Your task is to tally the lines of the listing containing the word "type" and report the figure alone.

══════════

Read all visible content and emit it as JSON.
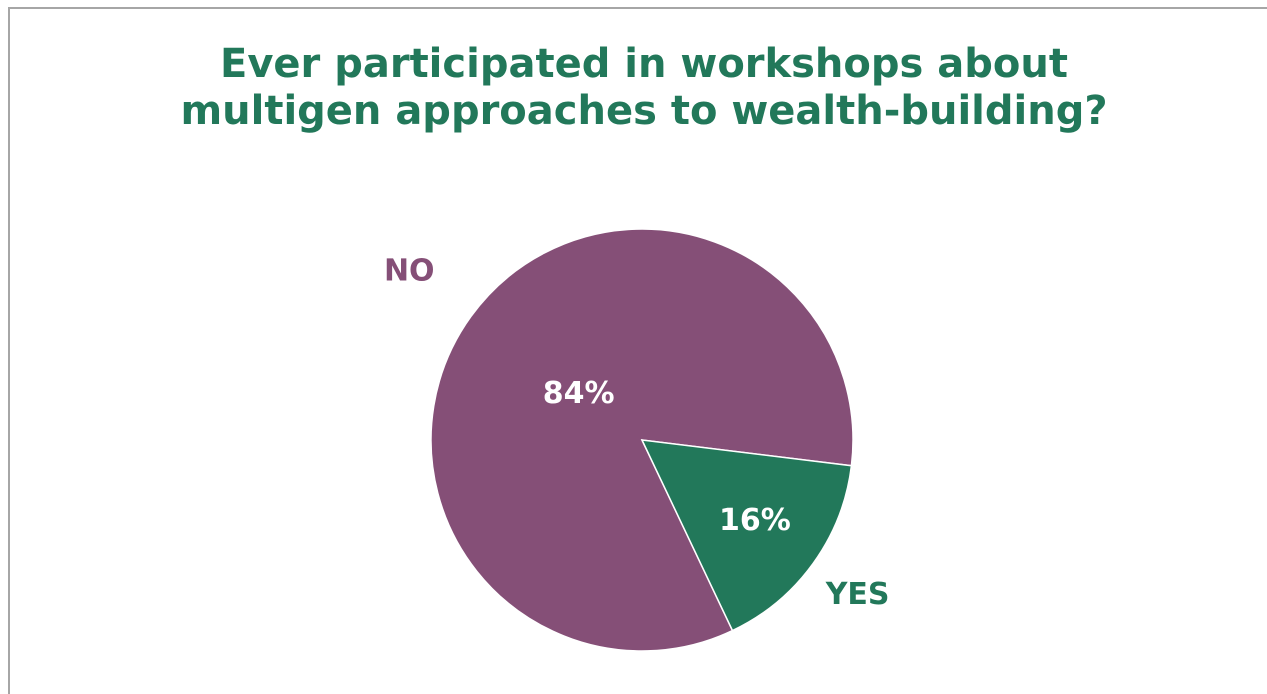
{
  "chart_data": {
    "type": "pie",
    "title": [
      "Ever participated in workshops about",
      "multigen approaches to wealth-building?"
    ],
    "categories": [
      "NO",
      "YES"
    ],
    "values": [
      84,
      16
    ],
    "value_labels": [
      "84%",
      "16%"
    ],
    "colors": [
      "#854f77",
      "#22785a"
    ]
  }
}
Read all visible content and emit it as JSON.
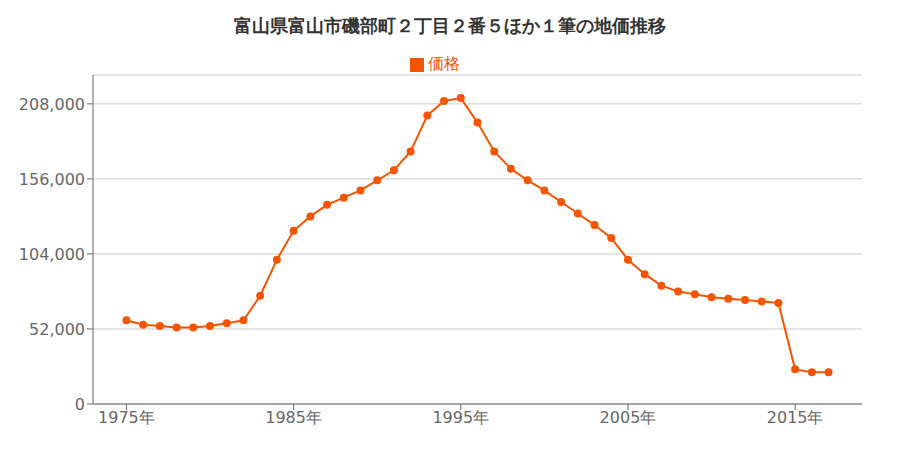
{
  "chart_data": {
    "type": "line",
    "title": "富山県富山市磯部町２丁目２番５ほか１筆の地価推移",
    "x": [
      1975,
      1976,
      1977,
      1978,
      1979,
      1980,
      1981,
      1982,
      1983,
      1984,
      1985,
      1986,
      1987,
      1988,
      1989,
      1990,
      1991,
      1992,
      1993,
      1994,
      1995,
      1996,
      1997,
      1998,
      1999,
      2000,
      2001,
      2002,
      2003,
      2004,
      2005,
      2006,
      2007,
      2008,
      2009,
      2010,
      2011,
      2012,
      2013,
      2014,
      2015,
      2016,
      2017
    ],
    "series": [
      {
        "name": "価格",
        "color": "#f55500",
        "marker": "circle",
        "values": [
          58000,
          55000,
          54000,
          53000,
          53000,
          54000,
          56000,
          58000,
          75000,
          100000,
          120000,
          130000,
          138000,
          143000,
          148000,
          155000,
          162000,
          175000,
          200000,
          210000,
          212000,
          195000,
          175000,
          163000,
          155000,
          148000,
          140000,
          132000,
          124000,
          115000,
          100000,
          90000,
          82000,
          78000,
          76000,
          74000,
          73000,
          72000,
          71000,
          70000,
          24000,
          22000,
          22000
        ]
      }
    ],
    "xlim": [
      1973,
      2019
    ],
    "xticks": [
      {
        "value": 1975,
        "label": "1975年"
      },
      {
        "value": 1985,
        "label": "1985年"
      },
      {
        "value": 1995,
        "label": "1995年"
      },
      {
        "value": 2005,
        "label": "2005年"
      },
      {
        "value": 2015,
        "label": "2015年"
      }
    ],
    "ylim": [
      0,
      228000
    ],
    "yticks": [
      0,
      {
        "value": 52000,
        "label": "52,000"
      },
      {
        "value": 104000,
        "label": "104,000"
      },
      {
        "value": 156000,
        "label": "156,000"
      },
      {
        "value": 208000,
        "label": "208,000"
      }
    ],
    "grid": true,
    "legend": "top"
  }
}
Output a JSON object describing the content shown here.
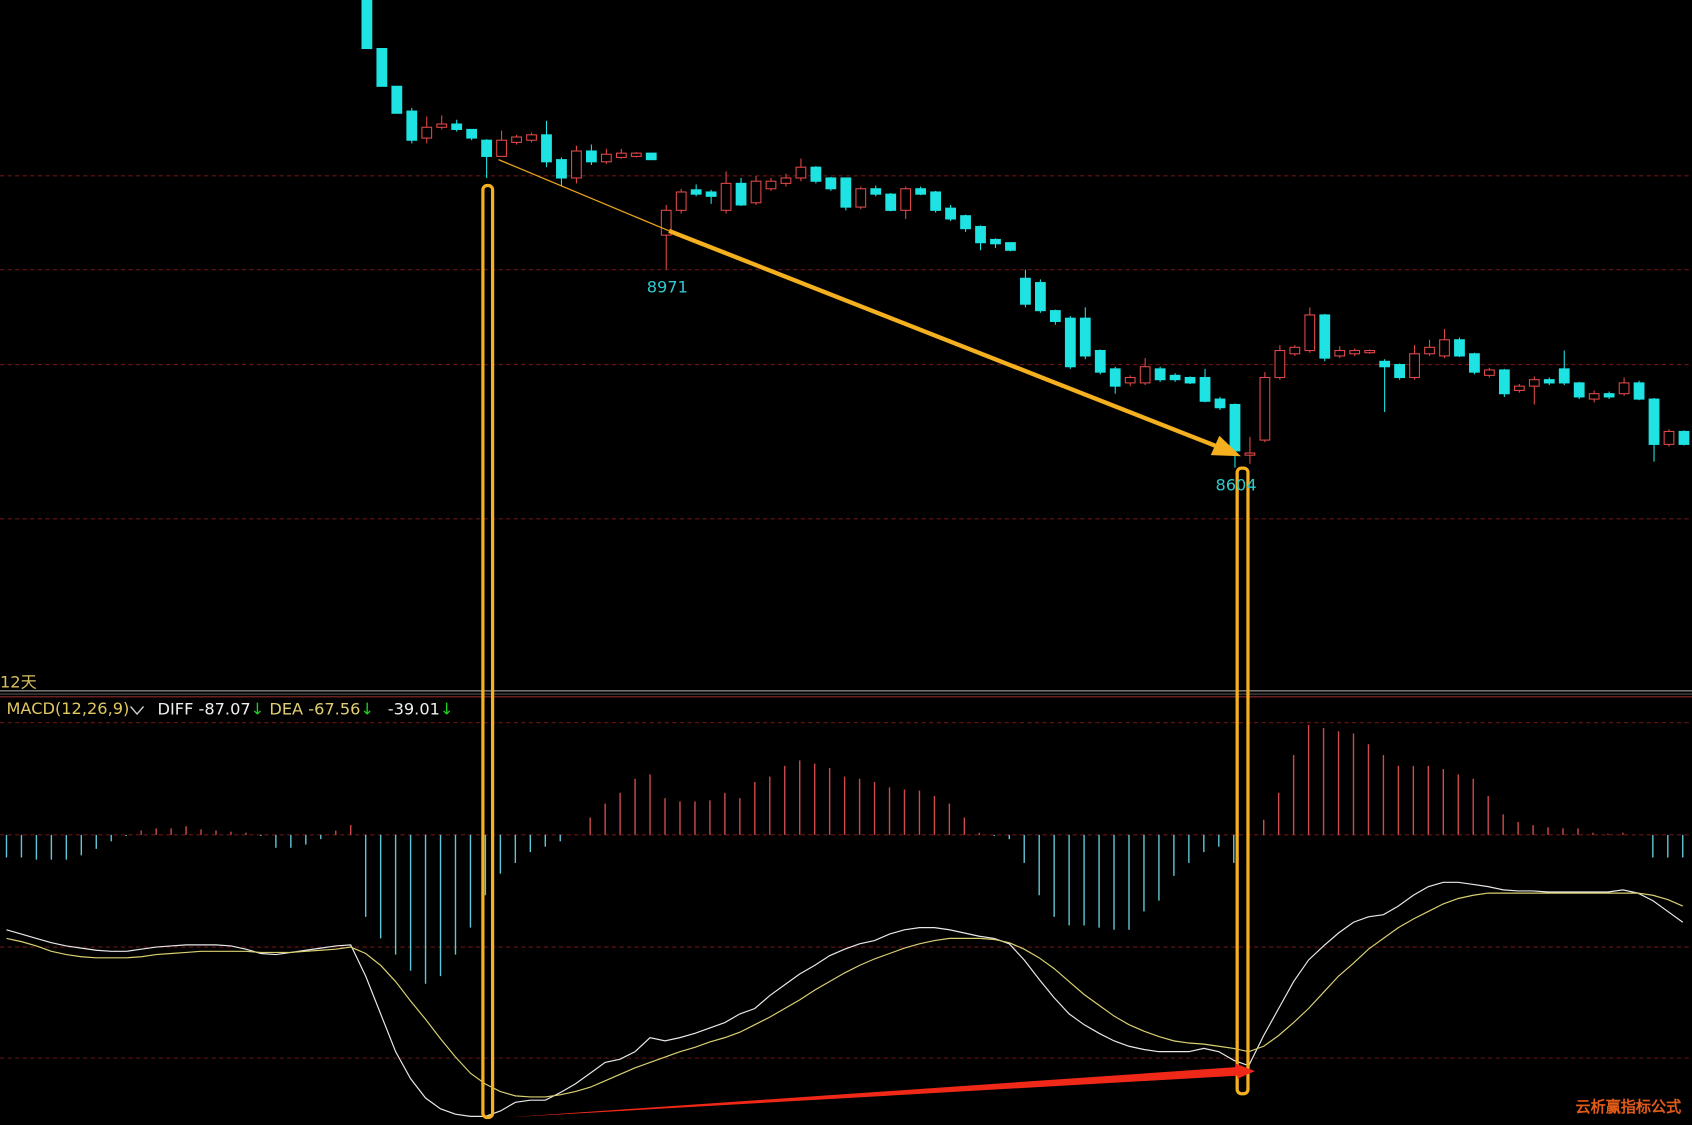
{
  "chart_data": [
    {
      "type": "candlestick",
      "up_color": "#e04848",
      "down_color": "#1fe3e3",
      "ylim": [
        8191,
        9471
      ],
      "yticks": [
        9145,
        8971,
        8795,
        8509
      ],
      "grid": true,
      "candles": {
        "open": [
          9471,
          9381,
          9311,
          9265,
          9215,
          9235,
          9241,
          9231,
          9211,
          9181,
          9207,
          9211,
          9221,
          9175,
          9141,
          9191,
          9171,
          9179,
          9181,
          9187,
          9035,
          9081,
          9119,
          9115,
          9081,
          9131,
          9095,
          9121,
          9131,
          9141,
          9161,
          9141,
          9141,
          9087,
          9121,
          9111,
          9081,
          9121,
          9115,
          9085,
          9071,
          9051,
          9027,
          9021,
          8955,
          8947,
          8895,
          8881,
          8881,
          8821,
          8787,
          8761,
          8761,
          8787,
          8775,
          8771,
          8771,
          8731,
          8721,
          8627,
          8655,
          8771,
          8815,
          8821,
          8887,
          8811,
          8815,
          8817,
          8801,
          8795,
          8771,
          8815,
          8811,
          8841,
          8815,
          8775,
          8785,
          8747,
          8755,
          8767,
          8787,
          8761,
          8731,
          8741,
          8741,
          8761,
          8731,
          8647,
          8671
        ],
        "high": [
          9471,
          9381,
          9311,
          9271,
          9255,
          9257,
          9249,
          9231,
          9213,
          9229,
          9221,
          9225,
          9247,
          9179,
          9201,
          9203,
          9195,
          9195,
          9189,
          9187,
          9091,
          9121,
          9129,
          9119,
          9153,
          9141,
          9145,
          9141,
          9149,
          9177,
          9163,
          9143,
          9141,
          9125,
          9127,
          9113,
          9125,
          9125,
          9117,
          9091,
          9073,
          9053,
          9029,
          9021,
          8971,
          8953,
          8897,
          8885,
          8901,
          8823,
          8791,
          8775,
          8807,
          8791,
          8779,
          8773,
          8787,
          8735,
          8723,
          8661,
          8781,
          8831,
          8831,
          8901,
          8889,
          8829,
          8825,
          8823,
          8805,
          8797,
          8831,
          8841,
          8861,
          8845,
          8817,
          8789,
          8787,
          8759,
          8773,
          8771,
          8821,
          8763,
          8747,
          8745,
          8771,
          8765,
          8733,
          8675,
          8673
        ],
        "low": [
          9381,
          9311,
          9261,
          9205,
          9205,
          9231,
          9227,
          9211,
          9141,
          9181,
          9203,
          9207,
          9161,
          9127,
          9131,
          9165,
          9167,
          9177,
          9179,
          9175,
          8971,
          9075,
          9107,
          9093,
          9075,
          9089,
          9091,
          9117,
          9125,
          9135,
          9131,
          9117,
          9081,
          9083,
          9107,
          9079,
          9065,
          9109,
          9077,
          9061,
          9041,
          9007,
          9011,
          9005,
          8901,
          8891,
          8869,
          8787,
          8805,
          8777,
          8741,
          8755,
          8757,
          8763,
          8763,
          8759,
          8725,
          8711,
          8604,
          8611,
          8651,
          8767,
          8811,
          8817,
          8801,
          8807,
          8811,
          8815,
          8707,
          8767,
          8767,
          8811,
          8807,
          8809,
          8777,
          8771,
          8735,
          8743,
          8721,
          8757,
          8757,
          8731,
          8725,
          8731,
          8737,
          8729,
          8615,
          8643,
          8645
        ],
        "close": [
          9381,
          9311,
          9261,
          9211,
          9235,
          9241,
          9231,
          9215,
          9181,
          9211,
          9217,
          9221,
          9171,
          9141,
          9191,
          9171,
          9185,
          9187,
          9187,
          9175,
          9081,
          9115,
          9111,
          9107,
          9131,
          9091,
          9135,
          9135,
          9141,
          9161,
          9135,
          9121,
          9087,
          9121,
          9111,
          9081,
          9121,
          9111,
          9081,
          9065,
          9047,
          9021,
          9019,
          9007,
          8907,
          8895,
          8875,
          8791,
          8811,
          8781,
          8755,
          8771,
          8791,
          8767,
          8767,
          8761,
          8727,
          8715,
          8635,
          8631,
          8771,
          8821,
          8827,
          8887,
          8807,
          8821,
          8821,
          8821,
          8791,
          8771,
          8815,
          8827,
          8841,
          8811,
          8781,
          8785,
          8741,
          8755,
          8767,
          8761,
          8761,
          8735,
          8741,
          8735,
          8761,
          8731,
          8647,
          8671,
          8647
        ]
      },
      "low_labels": [
        8971,
        8604
      ],
      "period_label": "12天"
    },
    {
      "type": "macd",
      "title": "MACD(12,26,9)",
      "ylim": [
        -538,
        256
      ],
      "yticks": [
        208,
        0,
        -208,
        -414
      ],
      "grid": true,
      "readout": [
        {
          "label": "DIFF",
          "value": -87.07,
          "trend": "↓"
        },
        {
          "label": "DEA",
          "value": -67.56,
          "trend": "↓"
        },
        {
          "value": -39.01,
          "trend": "↓"
        }
      ],
      "series": [
        {
          "name": "MACD",
          "type": "bar",
          "up_color": "#d04a4a",
          "down_color": "#5fc6d6",
          "values": [
            -42,
            -42,
            -46,
            -46,
            -46,
            -38,
            -26,
            -12,
            -2,
            8,
            12,
            12,
            16,
            10,
            8,
            6,
            4,
            -2,
            -24,
            -24,
            -18,
            -8,
            8,
            18,
            -152,
            -192,
            -222,
            -252,
            -276,
            -262,
            -222,
            -172,
            -112,
            -72,
            -52,
            -32,
            -22,
            -12,
            0,
            32,
            58,
            78,
            104,
            112,
            68,
            62,
            62,
            64,
            78,
            68,
            98,
            108,
            128,
            138,
            132,
            124,
            108,
            104,
            98,
            88,
            84,
            82,
            72,
            58,
            32,
            4,
            -2,
            -8,
            -52,
            -112,
            -152,
            -168,
            -168,
            -172,
            -176,
            -176,
            -142,
            -122,
            -76,
            -52,
            -32,
            -22,
            -52,
            -62,
            28,
            78,
            148,
            204,
            198,
            192,
            188,
            168,
            148,
            128,
            128,
            128,
            122,
            112,
            104,
            72,
            38,
            24,
            18,
            14,
            12,
            12,
            4,
            2,
            4,
            0,
            -42,
            -42,
            -42
          ]
        },
        {
          "name": "DIFF",
          "type": "line",
          "color": "#e8e8e8",
          "values": [
            -176,
            -184,
            -192,
            -200,
            -206,
            -210,
            -214,
            -216,
            -216,
            -212,
            -208,
            -206,
            -204,
            -204,
            -204,
            -206,
            -212,
            -220,
            -222,
            -218,
            -214,
            -210,
            -206,
            -204,
            -262,
            -332,
            -402,
            -452,
            -488,
            -508,
            -518,
            -522,
            -522,
            -512,
            -496,
            -492,
            -492,
            -478,
            -462,
            -442,
            -422,
            -416,
            -402,
            -376,
            -382,
            -376,
            -368,
            -358,
            -348,
            -332,
            -322,
            -298,
            -278,
            -258,
            -242,
            -224,
            -212,
            -202,
            -196,
            -184,
            -176,
            -172,
            -172,
            -176,
            -182,
            -188,
            -192,
            -202,
            -232,
            -268,
            -302,
            -332,
            -352,
            -368,
            -382,
            -392,
            -398,
            -402,
            -402,
            -402,
            -396,
            -402,
            -418,
            -428,
            -372,
            -322,
            -272,
            -232,
            -206,
            -182,
            -162,
            -152,
            -148,
            -132,
            -112,
            -96,
            -88,
            -88,
            -92,
            -96,
            -102,
            -104,
            -104,
            -106,
            -106,
            -106,
            -106,
            -106,
            -102,
            -108,
            -122,
            -142,
            -162
          ]
        },
        {
          "name": "DEA",
          "type": "line",
          "color": "#d8d070",
          "values": [
            -192,
            -198,
            -206,
            -216,
            -222,
            -226,
            -228,
            -228,
            -228,
            -226,
            -222,
            -220,
            -218,
            -216,
            -216,
            -216,
            -216,
            -218,
            -218,
            -218,
            -216,
            -214,
            -212,
            -208,
            -220,
            -242,
            -272,
            -308,
            -342,
            -378,
            -412,
            -442,
            -462,
            -476,
            -484,
            -486,
            -486,
            -482,
            -476,
            -468,
            -456,
            -444,
            -432,
            -422,
            -412,
            -402,
            -394,
            -384,
            -376,
            -366,
            -352,
            -338,
            -322,
            -306,
            -288,
            -272,
            -256,
            -242,
            -230,
            -220,
            -210,
            -202,
            -196,
            -192,
            -192,
            -192,
            -194,
            -200,
            -212,
            -228,
            -248,
            -272,
            -296,
            -316,
            -336,
            -352,
            -364,
            -374,
            -382,
            -386,
            -388,
            -392,
            -396,
            -402,
            -392,
            -372,
            -348,
            -322,
            -292,
            -262,
            -238,
            -212,
            -192,
            -172,
            -156,
            -142,
            -128,
            -118,
            -112,
            -108,
            -108,
            -108,
            -108,
            -108,
            -108,
            -108,
            -108,
            -108,
            -108,
            -108,
            -112,
            -120,
            -132
          ]
        }
      ]
    },
    {
      "type": "watermark",
      "text": "云析赢指标公式"
    }
  ]
}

══════════

Complete output. 8